- WRITTEN EXERCISE
Below are some records; repeat them all exactly, minus the pictures.
begin WORKING DATA
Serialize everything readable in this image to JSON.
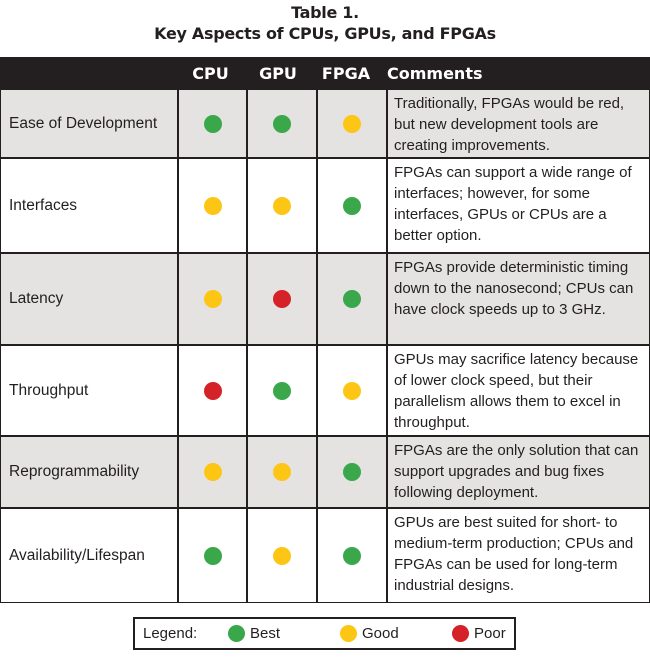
{
  "title": {
    "line1": "Table 1.",
    "line2": "Key Aspects of CPUs, GPUs, and FPGAs"
  },
  "colors": {
    "best": "#3aa84a",
    "good": "#fdc614",
    "poor": "#d52128"
  },
  "table": {
    "headers": [
      "",
      "CPU",
      "GPU",
      "FPGA",
      "Comments"
    ],
    "rows": [
      {
        "aspect": "Ease of Development",
        "cpu": "best",
        "gpu": "best",
        "fpga": "good",
        "comment": "Traditionally, FPGAs would be red, but new development tools are creating improvements."
      },
      {
        "aspect": "Interfaces",
        "cpu": "good",
        "gpu": "good",
        "fpga": "best",
        "comment": "FPGAs can support a wide range of interfaces; however, for some interfaces, GPUs or CPUs are a better option."
      },
      {
        "aspect": "Latency",
        "cpu": "good",
        "gpu": "poor",
        "fpga": "best",
        "comment": "FPGAs provide deterministic timing down to the nanosecond; CPUs can have clock speeds up to 3 GHz."
      },
      {
        "aspect": "Throughput",
        "cpu": "poor",
        "gpu": "best",
        "fpga": "good",
        "comment": "GPUs may sacrifice latency because of lower clock speed, but their parallelism allows them to excel in throughput."
      },
      {
        "aspect": "Reprogrammability",
        "cpu": "good",
        "gpu": "good",
        "fpga": "best",
        "comment": "FPGAs are the only solution that can support upgrades and bug fixes following deployment."
      },
      {
        "aspect": "Availability/Lifespan",
        "cpu": "best",
        "gpu": "good",
        "fpga": "best",
        "comment": "GPUs are best suited for short- to medium-term production; CPUs and FPGAs can be used for long-term industrial designs."
      }
    ]
  },
  "legend": {
    "label": "Legend:",
    "items": [
      {
        "key": "best",
        "label": "Best"
      },
      {
        "key": "good",
        "label": "Good"
      },
      {
        "key": "poor",
        "label": "Poor"
      }
    ]
  }
}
end WORKING DATA
- EXERCISE RESULT
Serialize everything readable in this image to JSON.
{
  "title": {
    "line1": "Table 1.",
    "line2": "Key Aspects of CPUs, GPUs, and FPGAs"
  },
  "colors": {
    "best": "#3aa84a",
    "good": "#fdc614",
    "poor": "#d52128"
  },
  "table": {
    "headers": [
      "",
      "CPU",
      "GPU",
      "FPGA",
      "Comments"
    ],
    "rows": [
      {
        "aspect": "Ease of Development",
        "cpu": "best",
        "gpu": "best",
        "fpga": "good",
        "comment": "Traditionally, FPGAs would be red, but new development tools are creating improvements."
      },
      {
        "aspect": "Interfaces",
        "cpu": "good",
        "gpu": "good",
        "fpga": "best",
        "comment": "FPGAs can support a wide range of interfaces; however, for some interfaces, GPUs or CPUs are a better option."
      },
      {
        "aspect": "Latency",
        "cpu": "good",
        "gpu": "poor",
        "fpga": "best",
        "comment": "FPGAs provide deterministic timing down to the nanosecond; CPUs can have clock speeds up to 3 GHz."
      },
      {
        "aspect": "Throughput",
        "cpu": "poor",
        "gpu": "best",
        "fpga": "good",
        "comment": "GPUs may sacrifice latency because of lower clock speed, but their parallelism allows them to excel in throughput."
      },
      {
        "aspect": "Reprogrammability",
        "cpu": "good",
        "gpu": "good",
        "fpga": "best",
        "comment": "FPGAs are the only solution that can support upgrades and bug fixes following deployment."
      },
      {
        "aspect": "Availability/Lifespan",
        "cpu": "best",
        "gpu": "good",
        "fpga": "best",
        "comment": "GPUs are best suited for short- to medium-term production; CPUs and FPGAs can be used for long-term industrial designs."
      }
    ]
  },
  "legend": {
    "label": "Legend:",
    "items": [
      {
        "key": "best",
        "label": "Best"
      },
      {
        "key": "good",
        "label": "Good"
      },
      {
        "key": "poor",
        "label": "Poor"
      }
    ]
  }
}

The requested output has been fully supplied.